- [TO DO]: Transcribe the lines below verbatim, skipping the images.

- [Stored data]:
============================================================

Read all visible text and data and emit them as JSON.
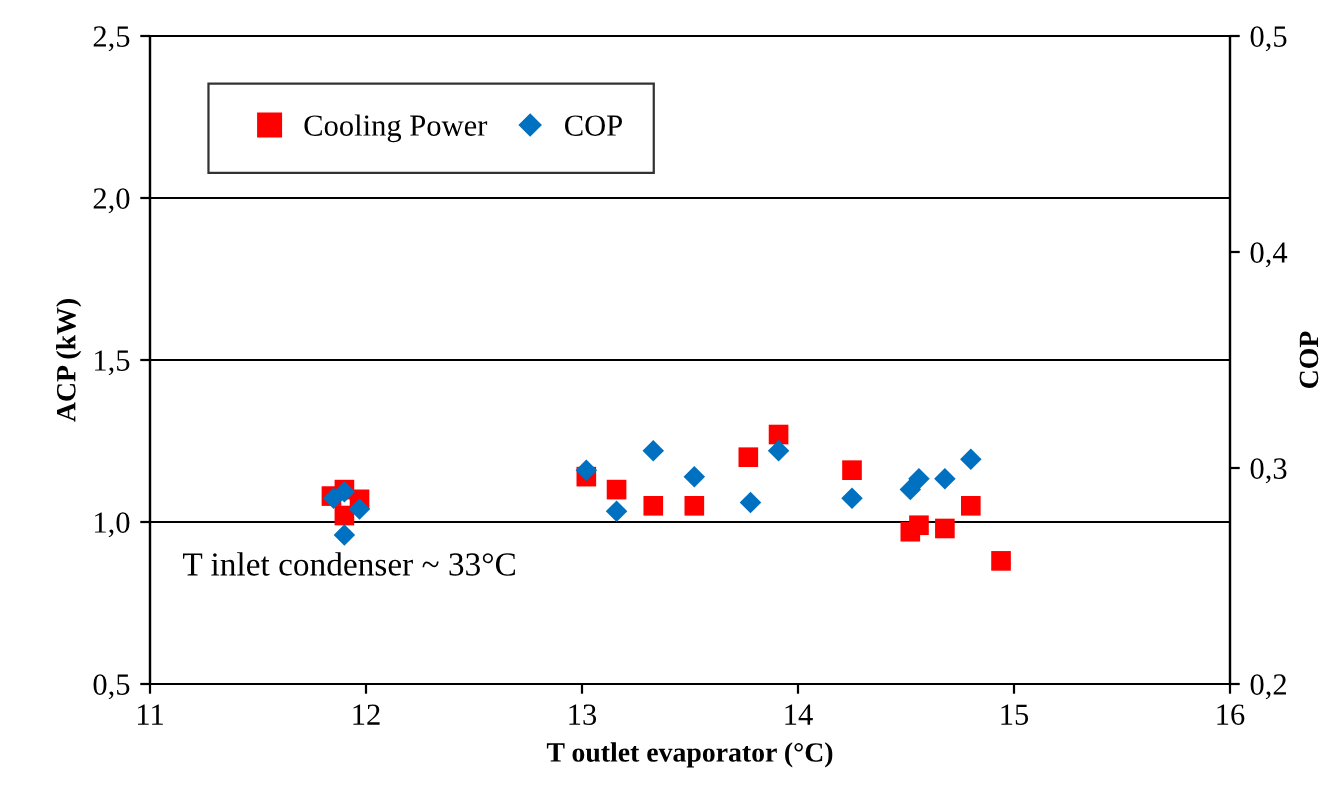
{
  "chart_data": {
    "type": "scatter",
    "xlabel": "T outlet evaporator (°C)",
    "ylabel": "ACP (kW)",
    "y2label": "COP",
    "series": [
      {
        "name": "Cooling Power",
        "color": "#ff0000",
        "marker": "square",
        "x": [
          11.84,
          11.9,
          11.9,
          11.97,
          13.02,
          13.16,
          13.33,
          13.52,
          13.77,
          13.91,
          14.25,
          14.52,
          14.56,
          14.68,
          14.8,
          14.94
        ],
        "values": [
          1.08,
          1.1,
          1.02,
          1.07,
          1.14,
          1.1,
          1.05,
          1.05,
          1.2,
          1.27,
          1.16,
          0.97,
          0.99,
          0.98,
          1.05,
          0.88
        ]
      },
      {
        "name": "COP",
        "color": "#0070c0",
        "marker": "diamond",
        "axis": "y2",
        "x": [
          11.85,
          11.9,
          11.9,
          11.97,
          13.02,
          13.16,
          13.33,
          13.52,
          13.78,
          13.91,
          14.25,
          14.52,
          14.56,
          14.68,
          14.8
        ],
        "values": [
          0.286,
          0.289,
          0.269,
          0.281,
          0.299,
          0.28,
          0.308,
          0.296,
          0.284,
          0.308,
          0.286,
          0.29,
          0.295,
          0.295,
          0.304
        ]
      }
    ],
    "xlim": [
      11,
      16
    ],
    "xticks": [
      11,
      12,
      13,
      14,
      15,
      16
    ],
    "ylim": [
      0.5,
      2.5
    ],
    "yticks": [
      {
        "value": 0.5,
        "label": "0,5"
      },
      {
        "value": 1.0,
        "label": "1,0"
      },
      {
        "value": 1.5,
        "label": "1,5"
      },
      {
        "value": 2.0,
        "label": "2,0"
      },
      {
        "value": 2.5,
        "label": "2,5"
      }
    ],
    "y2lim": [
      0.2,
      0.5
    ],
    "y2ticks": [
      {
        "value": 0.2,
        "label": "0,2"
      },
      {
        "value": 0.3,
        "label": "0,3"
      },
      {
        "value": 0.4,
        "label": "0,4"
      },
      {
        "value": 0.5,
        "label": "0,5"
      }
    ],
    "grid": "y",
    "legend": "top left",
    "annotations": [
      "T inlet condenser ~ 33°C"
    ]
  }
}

============================================================

- [THE REPLY]:
Read all visible text and data and emit them as JSON.
{
  "chart_data": {
    "type": "scatter",
    "xlabel": "T outlet evaporator (°C)",
    "ylabel": "ACP (kW)",
    "y2label": "COP",
    "series": [
      {
        "name": "Cooling Power",
        "color": "#ff0000",
        "marker": "square",
        "x": [
          11.84,
          11.9,
          11.9,
          11.97,
          13.02,
          13.16,
          13.33,
          13.52,
          13.77,
          13.91,
          14.25,
          14.52,
          14.56,
          14.68,
          14.8,
          14.94
        ],
        "values": [
          1.08,
          1.1,
          1.02,
          1.07,
          1.14,
          1.1,
          1.05,
          1.05,
          1.2,
          1.27,
          1.16,
          0.97,
          0.99,
          0.98,
          1.05,
          0.88
        ]
      },
      {
        "name": "COP",
        "color": "#0070c0",
        "marker": "diamond",
        "axis": "y2",
        "x": [
          11.85,
          11.9,
          11.9,
          11.97,
          13.02,
          13.16,
          13.33,
          13.52,
          13.78,
          13.91,
          14.25,
          14.52,
          14.56,
          14.68,
          14.8
        ],
        "values": [
          0.286,
          0.289,
          0.269,
          0.281,
          0.299,
          0.28,
          0.308,
          0.296,
          0.284,
          0.308,
          0.286,
          0.29,
          0.295,
          0.295,
          0.304
        ]
      }
    ],
    "xlim": [
      11,
      16
    ],
    "xticks": [
      11,
      12,
      13,
      14,
      15,
      16
    ],
    "ylim": [
      0.5,
      2.5
    ],
    "yticks": [
      {
        "value": 0.5,
        "label": "0,5"
      },
      {
        "value": 1.0,
        "label": "1,0"
      },
      {
        "value": 1.5,
        "label": "1,5"
      },
      {
        "value": 2.0,
        "label": "2,0"
      },
      {
        "value": 2.5,
        "label": "2,5"
      }
    ],
    "y2lim": [
      0.2,
      0.5
    ],
    "y2ticks": [
      {
        "value": 0.2,
        "label": "0,2"
      },
      {
        "value": 0.3,
        "label": "0,3"
      },
      {
        "value": 0.4,
        "label": "0,4"
      },
      {
        "value": 0.5,
        "label": "0,5"
      }
    ],
    "grid": "y",
    "legend": "top left",
    "annotations": [
      "T inlet condenser ~ 33°C"
    ]
  }
}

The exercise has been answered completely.